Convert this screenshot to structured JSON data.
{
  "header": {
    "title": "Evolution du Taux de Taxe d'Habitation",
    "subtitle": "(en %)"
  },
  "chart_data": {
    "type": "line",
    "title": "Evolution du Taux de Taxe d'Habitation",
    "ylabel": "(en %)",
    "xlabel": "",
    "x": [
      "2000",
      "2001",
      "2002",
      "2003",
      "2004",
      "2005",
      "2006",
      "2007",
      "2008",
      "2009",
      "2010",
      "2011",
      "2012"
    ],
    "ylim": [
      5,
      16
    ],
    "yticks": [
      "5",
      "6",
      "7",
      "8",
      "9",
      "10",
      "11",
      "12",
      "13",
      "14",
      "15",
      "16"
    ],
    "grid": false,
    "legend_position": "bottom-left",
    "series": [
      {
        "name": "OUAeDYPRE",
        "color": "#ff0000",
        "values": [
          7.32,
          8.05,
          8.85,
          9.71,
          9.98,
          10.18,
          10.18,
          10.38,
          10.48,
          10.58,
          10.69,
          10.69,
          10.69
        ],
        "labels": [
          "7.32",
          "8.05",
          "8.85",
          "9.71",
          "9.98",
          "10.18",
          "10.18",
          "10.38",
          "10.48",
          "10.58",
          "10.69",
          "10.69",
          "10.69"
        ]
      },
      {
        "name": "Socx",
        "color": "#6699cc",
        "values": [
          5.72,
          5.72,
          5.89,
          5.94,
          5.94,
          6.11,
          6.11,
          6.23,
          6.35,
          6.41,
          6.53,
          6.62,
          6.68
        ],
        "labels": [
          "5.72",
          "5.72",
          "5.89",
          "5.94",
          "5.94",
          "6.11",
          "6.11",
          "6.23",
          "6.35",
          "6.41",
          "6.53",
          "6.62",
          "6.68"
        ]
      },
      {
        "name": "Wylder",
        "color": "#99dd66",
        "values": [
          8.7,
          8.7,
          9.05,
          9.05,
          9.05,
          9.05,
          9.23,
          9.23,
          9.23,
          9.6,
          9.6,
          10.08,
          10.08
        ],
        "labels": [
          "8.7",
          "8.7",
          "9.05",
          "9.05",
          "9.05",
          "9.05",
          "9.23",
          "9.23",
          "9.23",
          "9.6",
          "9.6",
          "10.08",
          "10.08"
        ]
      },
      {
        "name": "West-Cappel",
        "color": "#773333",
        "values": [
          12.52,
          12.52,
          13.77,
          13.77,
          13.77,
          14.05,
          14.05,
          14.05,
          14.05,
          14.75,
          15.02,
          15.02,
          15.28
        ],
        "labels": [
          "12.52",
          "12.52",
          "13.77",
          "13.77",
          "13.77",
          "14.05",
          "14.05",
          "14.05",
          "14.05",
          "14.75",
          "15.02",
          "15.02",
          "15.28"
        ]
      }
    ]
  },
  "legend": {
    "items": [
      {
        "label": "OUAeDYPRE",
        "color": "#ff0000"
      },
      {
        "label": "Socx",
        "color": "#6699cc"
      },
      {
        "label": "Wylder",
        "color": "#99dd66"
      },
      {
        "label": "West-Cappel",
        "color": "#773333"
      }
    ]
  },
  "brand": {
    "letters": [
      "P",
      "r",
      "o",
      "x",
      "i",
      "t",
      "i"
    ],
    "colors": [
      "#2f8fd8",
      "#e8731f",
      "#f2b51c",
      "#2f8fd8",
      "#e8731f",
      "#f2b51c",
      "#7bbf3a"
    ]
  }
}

════════════════════

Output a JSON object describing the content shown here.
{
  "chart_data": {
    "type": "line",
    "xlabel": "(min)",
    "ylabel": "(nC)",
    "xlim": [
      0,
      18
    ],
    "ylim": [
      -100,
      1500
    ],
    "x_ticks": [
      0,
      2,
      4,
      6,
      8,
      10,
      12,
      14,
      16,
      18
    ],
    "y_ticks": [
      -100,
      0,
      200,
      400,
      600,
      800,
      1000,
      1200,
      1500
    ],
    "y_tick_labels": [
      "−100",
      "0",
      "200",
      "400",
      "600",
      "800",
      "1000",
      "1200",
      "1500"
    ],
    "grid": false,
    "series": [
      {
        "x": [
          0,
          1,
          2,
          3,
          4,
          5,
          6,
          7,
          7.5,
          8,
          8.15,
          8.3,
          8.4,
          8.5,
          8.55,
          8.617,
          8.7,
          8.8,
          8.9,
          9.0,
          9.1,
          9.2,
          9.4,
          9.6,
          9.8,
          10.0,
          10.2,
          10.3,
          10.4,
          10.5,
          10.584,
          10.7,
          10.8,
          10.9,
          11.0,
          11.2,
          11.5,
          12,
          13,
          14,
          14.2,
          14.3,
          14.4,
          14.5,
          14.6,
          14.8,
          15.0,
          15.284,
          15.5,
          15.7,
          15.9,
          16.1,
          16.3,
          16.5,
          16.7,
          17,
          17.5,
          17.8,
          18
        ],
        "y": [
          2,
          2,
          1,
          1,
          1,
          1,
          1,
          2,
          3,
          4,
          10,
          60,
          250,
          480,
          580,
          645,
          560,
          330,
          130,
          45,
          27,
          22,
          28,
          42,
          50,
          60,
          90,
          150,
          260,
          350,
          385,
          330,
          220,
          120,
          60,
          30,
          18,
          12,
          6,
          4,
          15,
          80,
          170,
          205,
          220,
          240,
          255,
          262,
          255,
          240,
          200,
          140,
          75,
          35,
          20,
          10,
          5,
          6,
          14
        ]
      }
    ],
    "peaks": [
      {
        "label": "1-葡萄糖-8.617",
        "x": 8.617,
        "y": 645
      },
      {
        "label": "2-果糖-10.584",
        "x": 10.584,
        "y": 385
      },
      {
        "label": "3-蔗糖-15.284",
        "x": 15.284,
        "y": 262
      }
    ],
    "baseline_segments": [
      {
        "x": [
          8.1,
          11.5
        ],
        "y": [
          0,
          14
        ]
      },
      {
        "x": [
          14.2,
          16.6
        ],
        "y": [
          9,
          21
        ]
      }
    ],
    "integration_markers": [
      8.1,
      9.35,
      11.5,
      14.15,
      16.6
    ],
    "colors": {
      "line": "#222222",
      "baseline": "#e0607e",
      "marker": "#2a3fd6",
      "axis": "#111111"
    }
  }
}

════════════════════

> [TO DO]: Each line of the material above either contains the word "JSON" or does not; state how many do, and nothing else.

> [WORKED SOLUTION]: 2